╔══

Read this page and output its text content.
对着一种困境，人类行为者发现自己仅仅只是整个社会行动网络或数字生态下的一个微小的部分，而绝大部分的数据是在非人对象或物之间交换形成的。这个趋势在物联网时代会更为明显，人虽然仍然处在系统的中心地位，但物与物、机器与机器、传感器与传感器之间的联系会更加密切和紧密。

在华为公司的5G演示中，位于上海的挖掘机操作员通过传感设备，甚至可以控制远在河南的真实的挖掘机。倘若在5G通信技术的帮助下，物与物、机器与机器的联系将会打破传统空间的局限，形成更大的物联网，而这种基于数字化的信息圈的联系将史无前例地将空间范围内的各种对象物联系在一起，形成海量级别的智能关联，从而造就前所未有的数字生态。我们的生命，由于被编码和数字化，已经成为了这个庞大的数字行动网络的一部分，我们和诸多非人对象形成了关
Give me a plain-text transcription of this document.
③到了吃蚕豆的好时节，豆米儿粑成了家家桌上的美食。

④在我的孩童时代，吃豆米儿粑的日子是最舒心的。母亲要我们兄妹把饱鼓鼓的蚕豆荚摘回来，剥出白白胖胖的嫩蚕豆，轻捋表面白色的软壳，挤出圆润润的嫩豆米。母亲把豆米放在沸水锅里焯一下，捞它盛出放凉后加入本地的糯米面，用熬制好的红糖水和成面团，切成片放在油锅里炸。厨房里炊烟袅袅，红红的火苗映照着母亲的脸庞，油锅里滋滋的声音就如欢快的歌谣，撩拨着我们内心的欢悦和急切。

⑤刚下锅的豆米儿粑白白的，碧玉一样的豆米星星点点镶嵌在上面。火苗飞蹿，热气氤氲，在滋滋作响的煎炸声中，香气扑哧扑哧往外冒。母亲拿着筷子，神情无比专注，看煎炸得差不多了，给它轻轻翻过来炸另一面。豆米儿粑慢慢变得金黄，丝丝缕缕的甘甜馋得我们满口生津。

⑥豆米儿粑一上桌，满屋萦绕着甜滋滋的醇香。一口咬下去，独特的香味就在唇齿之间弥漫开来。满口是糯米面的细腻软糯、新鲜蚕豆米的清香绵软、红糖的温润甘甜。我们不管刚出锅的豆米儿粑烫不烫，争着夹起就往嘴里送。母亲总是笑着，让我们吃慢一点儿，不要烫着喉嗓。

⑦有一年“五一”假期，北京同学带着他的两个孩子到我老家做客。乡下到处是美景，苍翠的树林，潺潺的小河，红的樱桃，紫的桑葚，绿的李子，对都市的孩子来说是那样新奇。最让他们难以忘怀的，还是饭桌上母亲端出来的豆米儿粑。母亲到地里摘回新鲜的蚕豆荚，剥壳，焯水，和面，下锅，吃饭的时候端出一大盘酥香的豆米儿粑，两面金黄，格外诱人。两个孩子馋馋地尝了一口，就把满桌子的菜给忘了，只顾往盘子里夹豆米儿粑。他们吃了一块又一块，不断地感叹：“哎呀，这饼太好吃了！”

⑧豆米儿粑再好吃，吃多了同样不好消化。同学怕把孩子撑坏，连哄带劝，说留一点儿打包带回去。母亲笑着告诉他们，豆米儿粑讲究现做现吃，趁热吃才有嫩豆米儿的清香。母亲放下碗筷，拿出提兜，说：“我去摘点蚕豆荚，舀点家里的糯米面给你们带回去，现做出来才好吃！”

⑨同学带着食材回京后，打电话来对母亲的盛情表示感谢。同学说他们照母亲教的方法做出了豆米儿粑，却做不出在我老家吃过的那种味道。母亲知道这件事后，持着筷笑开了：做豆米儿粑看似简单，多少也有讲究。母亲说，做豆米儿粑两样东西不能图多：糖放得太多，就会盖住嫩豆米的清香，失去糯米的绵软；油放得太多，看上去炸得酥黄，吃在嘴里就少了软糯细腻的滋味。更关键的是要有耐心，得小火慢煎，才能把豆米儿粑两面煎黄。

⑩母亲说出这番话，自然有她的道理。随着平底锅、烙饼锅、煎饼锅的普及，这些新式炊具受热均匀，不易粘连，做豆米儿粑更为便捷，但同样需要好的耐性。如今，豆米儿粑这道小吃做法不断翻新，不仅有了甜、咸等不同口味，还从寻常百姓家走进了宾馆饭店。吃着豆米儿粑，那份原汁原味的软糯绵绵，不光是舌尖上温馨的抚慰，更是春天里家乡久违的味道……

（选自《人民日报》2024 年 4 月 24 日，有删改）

╚══

Each record above should be output again exactly.

Read this page and output its text content.
对着一种困境，人类行为者发现自己仅仅只是整个社会行动网络或数字生态下的一个微小的部分，而绝大部分的数据是在非人对象或物之间交换形成的。这个趋势在物联网时代会更为明显，人虽然仍然处在系统的中心地位，但物与物、机器与机器、传感器与传感器之间的联系会更加密切和紧密。

在华为公司的5G演示中，位于上海的挖掘机操作员通过传感设备，甚至可以控制远在河南的真实的挖掘机。倘若在5G通信技术的帮助下，物与物、机器与机器的联系将会打破传统空间的局限，形成更大的物联网，而这种基于数字化的信息圈的联系将史无前例地将空间范围内的各种对象物联系在一起，形成海量级别的智能关联，从而造就前所未有的数字生态。我们的生命，由于被编码和数字化，已经成为了这个庞大的数字行动网络的一部分，我们和诸多非人对象形成了关
Give me a plain-text transcription of this document.
③到了吃蚕豆的好时节，豆米儿粑成了家家桌上的美食。

④在我的孩童时代，吃豆米儿粑的日子是最舒心的。母亲要我们兄妹把饱鼓鼓的蚕豆荚摘回来，剥出白白胖胖的嫩蚕豆，轻捋表面白色的软壳，挤出圆润润的嫩豆米。母亲把豆米放在沸水锅里焯一下，捞它盛出放凉后加入本地的糯米面，用熬制好的红糖水和成面团，切成片放在油锅里炸。厨房里炊烟袅袅，红红的火苗映照着母亲的脸庞，油锅里滋滋的声音就如欢快的歌谣，撩拨着我们内心的欢悦和急切。

⑤刚下锅的豆米儿粑白白的，碧玉一样的豆米星星点点镶嵌在上面。火苗飞蹿，热气氤氲，在滋滋作响的煎炸声中，香气扑哧扑哧往外冒。母亲拿着筷子，神情无比专注，看煎炸得差不多了，给它轻轻翻过来炸另一面。豆米儿粑慢慢变得金黄，丝丝缕缕的甘甜馋得我们满口生津。

⑥豆米儿粑一上桌，满屋萦绕着甜滋滋的醇香。一口咬下去，独特的香味就在唇齿之间弥漫开来。满口是糯米面的细腻软糯、新鲜蚕豆米的清香绵软、红糖的温润甘甜。我们不管刚出锅的豆米儿粑烫不烫，争着夹起就往嘴里送。母亲总是笑着，让我们吃慢一点儿，不要烫着喉嗓。

⑦有一年“五一”假期，北京同学带着他的两个孩子到我老家做客。乡下到处是美景，苍翠的树林，潺潺的小河，红的樱桃，紫的桑葚，绿的李子，对都市的孩子来说是那样新奇。最让他们难以忘怀的，还是饭桌上母亲端出来的豆米儿粑。母亲到地里摘回新鲜的蚕豆荚，剥壳，焯水，和面，下锅，吃饭的时候端出一大盘酥香的豆米儿粑，两面金黄，格外诱人。两个孩子馋馋地尝了一口，就把满桌子的菜给忘了，只顾往盘子里夹豆米儿粑。他们吃了一块又一块，不断地感叹：“哎呀，这饼太好吃了！”

⑧豆米儿粑再好吃，吃多了同样不好消化。同学怕把孩子撑坏，连哄带劝，说留一点儿打包带回去。母亲笑着告诉他们，豆米儿粑讲究现做现吃，趁热吃才有嫩豆米儿的清香。母亲放下碗筷，拿出提兜，说：“我去摘点蚕豆荚，舀点家里的糯米面给你们带回去，现做出来才好吃！”

⑨同学带着食材回京后，打电话来对母亲的盛情表示感谢。同学说他们照母亲教的方法做出了豆米儿粑，却做不出在我老家吃过的那种味道。母亲知道这件事后，持着筷笑开了：做豆米儿粑看似简单，多少也有讲究。母亲说，做豆米儿粑两样东西不能图多：糖放得太多，就会盖住嫩豆米的清香，失去糯米的绵软；油放得太多，看上去炸得酥黄，吃在嘴里就少了软糯细腻的滋味。更关键的是要有耐心，得小火慢煎，才能把豆米儿粑两面煎黄。

⑩母亲说出这番话，自然有她的道理。随着平底锅、烙饼锅、煎饼锅的普及，这些新式炊具受热均匀，不易粘连，做豆米儿粑更为便捷，但同样需要好的耐性。如今，豆米儿粑这道小吃做法不断翻新，不仅有了甜、咸等不同口味，还从寻常百姓家走进了宾馆饭店。吃着豆米儿粑，那份原汁原味的软糯绵绵，不光是舌尖上温馨的抚慰，更是春天里家乡久违的味道……

（选自《人民日报》2024 年 4 月 24 日，有删改）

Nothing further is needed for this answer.